Collected data entries:
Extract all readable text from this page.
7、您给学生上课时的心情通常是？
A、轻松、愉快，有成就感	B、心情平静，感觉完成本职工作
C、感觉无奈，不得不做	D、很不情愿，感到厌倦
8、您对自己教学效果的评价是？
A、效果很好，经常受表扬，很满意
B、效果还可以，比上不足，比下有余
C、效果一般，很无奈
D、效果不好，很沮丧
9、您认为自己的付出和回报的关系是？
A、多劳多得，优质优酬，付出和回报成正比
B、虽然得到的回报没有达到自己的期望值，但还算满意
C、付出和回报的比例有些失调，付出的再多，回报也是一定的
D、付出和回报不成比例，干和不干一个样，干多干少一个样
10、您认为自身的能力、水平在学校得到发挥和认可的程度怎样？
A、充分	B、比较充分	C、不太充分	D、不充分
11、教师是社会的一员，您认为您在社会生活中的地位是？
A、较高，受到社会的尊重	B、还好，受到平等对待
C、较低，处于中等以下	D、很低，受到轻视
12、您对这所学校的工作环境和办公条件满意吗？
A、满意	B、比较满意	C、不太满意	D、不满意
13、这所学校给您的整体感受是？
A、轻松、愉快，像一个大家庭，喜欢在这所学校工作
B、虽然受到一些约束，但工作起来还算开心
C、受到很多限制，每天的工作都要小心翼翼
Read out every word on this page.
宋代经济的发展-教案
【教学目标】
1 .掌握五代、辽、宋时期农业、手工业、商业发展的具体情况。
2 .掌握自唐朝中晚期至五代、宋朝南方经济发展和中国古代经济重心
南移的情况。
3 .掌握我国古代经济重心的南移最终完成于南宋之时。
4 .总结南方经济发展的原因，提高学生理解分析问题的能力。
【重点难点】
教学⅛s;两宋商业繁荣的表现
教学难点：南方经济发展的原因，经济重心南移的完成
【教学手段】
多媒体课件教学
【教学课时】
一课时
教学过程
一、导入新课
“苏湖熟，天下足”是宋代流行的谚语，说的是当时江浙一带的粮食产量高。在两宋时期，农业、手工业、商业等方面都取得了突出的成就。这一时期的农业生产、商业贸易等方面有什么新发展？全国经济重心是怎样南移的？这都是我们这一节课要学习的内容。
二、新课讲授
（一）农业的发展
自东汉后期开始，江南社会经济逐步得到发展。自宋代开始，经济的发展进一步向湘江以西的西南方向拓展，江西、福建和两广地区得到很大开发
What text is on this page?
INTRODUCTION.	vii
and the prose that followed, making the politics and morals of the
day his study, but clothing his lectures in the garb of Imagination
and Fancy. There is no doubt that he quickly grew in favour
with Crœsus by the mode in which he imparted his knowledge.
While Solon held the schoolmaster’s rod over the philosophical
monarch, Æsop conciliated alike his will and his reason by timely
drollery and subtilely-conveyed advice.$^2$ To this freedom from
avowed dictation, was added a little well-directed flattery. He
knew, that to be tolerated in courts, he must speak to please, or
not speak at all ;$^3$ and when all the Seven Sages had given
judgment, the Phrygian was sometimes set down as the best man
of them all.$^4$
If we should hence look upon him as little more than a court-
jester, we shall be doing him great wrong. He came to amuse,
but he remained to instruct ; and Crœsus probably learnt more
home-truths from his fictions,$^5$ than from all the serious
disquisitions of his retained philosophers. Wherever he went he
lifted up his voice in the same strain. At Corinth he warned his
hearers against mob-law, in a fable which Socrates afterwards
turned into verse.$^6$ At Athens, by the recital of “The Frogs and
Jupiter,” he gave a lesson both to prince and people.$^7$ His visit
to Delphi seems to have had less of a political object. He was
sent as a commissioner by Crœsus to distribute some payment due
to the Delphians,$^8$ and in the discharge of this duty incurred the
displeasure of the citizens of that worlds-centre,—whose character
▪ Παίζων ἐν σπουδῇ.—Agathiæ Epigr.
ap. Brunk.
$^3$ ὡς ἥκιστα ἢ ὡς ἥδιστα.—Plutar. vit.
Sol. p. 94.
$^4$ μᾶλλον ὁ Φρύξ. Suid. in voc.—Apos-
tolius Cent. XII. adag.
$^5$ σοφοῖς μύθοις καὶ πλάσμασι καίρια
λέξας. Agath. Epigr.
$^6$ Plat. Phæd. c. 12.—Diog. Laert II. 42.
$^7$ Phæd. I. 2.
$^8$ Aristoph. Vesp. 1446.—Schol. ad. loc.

### [Exercise description]
Check the data for the word "Epigr" and pull out the lines that have it.

### [Finished exercise]
▪ Παίζων ἐν σπουδῇ.—Agathiæ Epigr.
λέξας. Agath. Epigr.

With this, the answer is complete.